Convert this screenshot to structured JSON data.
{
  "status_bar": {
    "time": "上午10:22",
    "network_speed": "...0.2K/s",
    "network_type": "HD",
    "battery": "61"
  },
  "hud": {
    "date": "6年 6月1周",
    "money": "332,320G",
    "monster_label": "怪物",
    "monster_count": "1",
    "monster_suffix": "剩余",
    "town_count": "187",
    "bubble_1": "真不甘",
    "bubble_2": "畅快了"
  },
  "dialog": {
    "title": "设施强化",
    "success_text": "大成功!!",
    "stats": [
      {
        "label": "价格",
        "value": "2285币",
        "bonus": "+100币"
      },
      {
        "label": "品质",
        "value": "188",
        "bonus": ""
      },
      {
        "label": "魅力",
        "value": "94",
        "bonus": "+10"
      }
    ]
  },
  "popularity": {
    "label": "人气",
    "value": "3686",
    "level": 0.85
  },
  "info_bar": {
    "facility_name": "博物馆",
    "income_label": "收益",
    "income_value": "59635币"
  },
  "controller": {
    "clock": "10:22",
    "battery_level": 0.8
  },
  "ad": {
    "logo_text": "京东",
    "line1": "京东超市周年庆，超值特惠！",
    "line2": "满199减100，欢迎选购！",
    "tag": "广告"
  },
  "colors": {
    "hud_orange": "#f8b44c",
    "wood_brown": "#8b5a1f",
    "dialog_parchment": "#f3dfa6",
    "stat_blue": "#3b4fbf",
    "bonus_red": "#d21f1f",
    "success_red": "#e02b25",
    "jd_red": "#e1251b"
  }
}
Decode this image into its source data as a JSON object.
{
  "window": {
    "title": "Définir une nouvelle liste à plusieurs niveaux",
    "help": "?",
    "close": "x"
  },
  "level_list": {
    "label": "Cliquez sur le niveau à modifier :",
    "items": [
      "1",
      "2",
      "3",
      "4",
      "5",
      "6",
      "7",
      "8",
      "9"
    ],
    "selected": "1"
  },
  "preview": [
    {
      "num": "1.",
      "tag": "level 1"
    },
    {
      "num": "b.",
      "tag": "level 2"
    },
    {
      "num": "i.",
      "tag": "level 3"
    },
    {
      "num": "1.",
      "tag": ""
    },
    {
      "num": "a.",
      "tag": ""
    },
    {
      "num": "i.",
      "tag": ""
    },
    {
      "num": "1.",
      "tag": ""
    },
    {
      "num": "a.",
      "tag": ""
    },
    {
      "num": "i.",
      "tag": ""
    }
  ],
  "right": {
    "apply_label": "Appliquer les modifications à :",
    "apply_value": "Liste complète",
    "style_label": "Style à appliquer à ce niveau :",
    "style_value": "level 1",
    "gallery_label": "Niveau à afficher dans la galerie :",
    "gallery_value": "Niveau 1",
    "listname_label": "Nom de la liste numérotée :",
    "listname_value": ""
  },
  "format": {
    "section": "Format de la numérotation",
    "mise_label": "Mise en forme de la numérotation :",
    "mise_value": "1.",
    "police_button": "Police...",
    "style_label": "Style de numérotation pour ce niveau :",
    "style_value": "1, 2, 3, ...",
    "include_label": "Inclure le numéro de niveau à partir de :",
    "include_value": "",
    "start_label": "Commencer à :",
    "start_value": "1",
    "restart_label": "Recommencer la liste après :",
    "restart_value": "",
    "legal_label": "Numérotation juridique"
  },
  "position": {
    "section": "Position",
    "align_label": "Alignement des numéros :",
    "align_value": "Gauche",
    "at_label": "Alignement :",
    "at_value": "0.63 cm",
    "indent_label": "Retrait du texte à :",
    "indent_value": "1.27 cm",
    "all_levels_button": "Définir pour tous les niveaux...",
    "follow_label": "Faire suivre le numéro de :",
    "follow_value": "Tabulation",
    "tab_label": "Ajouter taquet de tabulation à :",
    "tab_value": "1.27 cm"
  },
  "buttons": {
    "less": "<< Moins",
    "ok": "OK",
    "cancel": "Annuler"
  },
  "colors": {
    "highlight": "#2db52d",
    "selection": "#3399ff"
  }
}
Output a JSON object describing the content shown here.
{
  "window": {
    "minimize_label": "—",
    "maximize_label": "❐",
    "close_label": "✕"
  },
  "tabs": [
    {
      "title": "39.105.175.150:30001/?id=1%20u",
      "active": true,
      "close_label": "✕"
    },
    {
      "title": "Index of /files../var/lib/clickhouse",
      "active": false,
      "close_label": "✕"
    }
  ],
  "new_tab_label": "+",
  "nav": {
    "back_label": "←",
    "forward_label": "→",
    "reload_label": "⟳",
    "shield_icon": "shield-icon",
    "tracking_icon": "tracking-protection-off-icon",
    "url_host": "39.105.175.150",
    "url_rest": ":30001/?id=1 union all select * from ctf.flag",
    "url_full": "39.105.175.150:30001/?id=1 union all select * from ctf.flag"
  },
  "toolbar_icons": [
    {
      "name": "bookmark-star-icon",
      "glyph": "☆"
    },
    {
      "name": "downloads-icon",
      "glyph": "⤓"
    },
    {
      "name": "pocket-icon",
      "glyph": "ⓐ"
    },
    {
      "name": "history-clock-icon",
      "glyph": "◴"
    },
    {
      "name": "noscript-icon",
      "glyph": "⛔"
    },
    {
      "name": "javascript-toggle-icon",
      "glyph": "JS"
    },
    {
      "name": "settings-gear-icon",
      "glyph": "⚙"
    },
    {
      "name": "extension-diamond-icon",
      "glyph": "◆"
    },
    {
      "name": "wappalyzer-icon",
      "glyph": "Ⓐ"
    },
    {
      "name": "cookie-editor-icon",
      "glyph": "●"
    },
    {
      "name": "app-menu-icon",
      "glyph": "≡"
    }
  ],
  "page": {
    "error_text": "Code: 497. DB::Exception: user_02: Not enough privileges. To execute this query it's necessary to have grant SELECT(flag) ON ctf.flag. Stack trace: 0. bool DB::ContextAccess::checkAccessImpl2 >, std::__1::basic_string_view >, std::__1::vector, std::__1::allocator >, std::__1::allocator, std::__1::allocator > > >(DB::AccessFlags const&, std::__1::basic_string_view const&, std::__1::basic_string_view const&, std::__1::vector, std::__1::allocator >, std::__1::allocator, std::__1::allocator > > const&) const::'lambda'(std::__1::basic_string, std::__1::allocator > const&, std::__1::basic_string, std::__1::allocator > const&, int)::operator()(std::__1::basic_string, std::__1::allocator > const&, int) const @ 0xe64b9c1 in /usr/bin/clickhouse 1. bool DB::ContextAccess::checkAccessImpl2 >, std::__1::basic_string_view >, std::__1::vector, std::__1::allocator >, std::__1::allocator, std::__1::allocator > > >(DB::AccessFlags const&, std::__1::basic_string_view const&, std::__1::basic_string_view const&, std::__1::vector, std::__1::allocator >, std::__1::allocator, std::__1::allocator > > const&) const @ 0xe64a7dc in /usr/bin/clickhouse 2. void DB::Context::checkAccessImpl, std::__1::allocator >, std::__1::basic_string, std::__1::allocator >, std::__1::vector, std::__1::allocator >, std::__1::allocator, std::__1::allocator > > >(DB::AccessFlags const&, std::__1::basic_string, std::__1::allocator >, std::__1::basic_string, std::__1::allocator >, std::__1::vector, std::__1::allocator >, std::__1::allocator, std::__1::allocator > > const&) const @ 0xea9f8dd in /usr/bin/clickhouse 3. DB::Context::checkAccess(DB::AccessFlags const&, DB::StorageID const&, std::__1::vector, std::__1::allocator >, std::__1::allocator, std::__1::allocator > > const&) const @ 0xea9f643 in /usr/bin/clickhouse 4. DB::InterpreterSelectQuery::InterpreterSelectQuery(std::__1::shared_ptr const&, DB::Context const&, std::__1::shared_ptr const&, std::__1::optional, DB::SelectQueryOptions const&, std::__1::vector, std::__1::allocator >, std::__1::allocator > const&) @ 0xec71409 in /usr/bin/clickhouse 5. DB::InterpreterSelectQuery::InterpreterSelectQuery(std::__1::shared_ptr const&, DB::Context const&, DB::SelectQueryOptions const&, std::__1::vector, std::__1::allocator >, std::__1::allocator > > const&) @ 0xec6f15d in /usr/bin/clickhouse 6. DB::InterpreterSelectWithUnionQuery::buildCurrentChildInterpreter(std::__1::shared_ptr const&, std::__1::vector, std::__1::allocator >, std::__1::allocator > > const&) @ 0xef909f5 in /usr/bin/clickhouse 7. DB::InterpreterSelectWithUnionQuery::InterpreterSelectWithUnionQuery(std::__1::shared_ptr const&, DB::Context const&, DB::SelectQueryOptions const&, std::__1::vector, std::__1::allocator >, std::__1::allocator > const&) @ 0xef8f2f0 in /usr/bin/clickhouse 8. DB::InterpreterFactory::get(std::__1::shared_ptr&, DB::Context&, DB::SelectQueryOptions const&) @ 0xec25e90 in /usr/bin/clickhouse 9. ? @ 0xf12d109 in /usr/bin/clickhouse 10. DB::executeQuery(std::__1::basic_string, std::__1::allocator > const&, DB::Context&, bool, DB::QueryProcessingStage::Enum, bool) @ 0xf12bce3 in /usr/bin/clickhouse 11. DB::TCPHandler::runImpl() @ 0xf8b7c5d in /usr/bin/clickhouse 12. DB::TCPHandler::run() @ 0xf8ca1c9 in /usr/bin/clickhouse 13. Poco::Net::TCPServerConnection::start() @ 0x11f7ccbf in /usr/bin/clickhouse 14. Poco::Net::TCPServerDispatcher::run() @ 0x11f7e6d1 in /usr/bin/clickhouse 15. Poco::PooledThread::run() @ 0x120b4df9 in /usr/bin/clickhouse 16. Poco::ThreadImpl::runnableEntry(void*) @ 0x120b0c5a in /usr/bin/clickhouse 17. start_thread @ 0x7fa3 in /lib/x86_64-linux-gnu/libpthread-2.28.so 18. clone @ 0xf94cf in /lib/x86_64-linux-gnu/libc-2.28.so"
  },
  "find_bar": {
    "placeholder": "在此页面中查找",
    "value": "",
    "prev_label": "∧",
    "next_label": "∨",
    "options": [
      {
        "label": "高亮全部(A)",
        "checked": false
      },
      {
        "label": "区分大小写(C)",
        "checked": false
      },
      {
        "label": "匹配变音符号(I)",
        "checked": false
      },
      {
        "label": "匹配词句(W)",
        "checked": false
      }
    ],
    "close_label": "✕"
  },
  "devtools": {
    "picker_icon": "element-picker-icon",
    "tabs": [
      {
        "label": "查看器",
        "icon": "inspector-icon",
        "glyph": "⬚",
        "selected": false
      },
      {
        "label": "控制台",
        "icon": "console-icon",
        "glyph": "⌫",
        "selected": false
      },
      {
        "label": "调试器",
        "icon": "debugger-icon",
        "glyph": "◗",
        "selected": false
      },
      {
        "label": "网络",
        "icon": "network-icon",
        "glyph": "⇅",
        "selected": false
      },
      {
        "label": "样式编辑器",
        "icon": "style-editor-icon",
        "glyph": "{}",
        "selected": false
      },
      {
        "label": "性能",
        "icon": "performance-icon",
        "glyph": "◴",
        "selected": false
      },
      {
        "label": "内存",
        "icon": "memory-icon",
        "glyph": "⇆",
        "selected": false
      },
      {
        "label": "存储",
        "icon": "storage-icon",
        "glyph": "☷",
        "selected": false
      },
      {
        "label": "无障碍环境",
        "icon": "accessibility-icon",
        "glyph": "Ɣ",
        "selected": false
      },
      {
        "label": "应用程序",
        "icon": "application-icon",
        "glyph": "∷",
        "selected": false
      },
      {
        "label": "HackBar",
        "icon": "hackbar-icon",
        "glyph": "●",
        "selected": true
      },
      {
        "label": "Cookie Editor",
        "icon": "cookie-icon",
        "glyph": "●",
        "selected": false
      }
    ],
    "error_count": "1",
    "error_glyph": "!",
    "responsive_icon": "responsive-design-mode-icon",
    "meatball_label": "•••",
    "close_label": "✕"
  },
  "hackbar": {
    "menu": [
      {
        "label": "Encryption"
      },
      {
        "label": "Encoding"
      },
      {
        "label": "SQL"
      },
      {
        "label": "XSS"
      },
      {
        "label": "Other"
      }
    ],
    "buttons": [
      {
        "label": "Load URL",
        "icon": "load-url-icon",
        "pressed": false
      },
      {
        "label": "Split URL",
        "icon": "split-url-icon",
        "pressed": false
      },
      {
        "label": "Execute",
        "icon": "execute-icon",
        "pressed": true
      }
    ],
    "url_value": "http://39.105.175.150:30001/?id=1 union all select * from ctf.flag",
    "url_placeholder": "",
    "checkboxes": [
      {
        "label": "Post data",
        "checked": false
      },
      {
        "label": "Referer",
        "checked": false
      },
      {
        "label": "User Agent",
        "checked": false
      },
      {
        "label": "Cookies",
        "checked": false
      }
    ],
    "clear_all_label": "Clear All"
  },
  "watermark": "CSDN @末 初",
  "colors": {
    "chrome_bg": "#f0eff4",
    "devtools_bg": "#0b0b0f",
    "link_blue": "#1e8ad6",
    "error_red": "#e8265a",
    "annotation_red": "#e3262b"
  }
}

******

Of the lines in the entries, how many include the word "JSON"? State only the number.

*Exercise output:* 3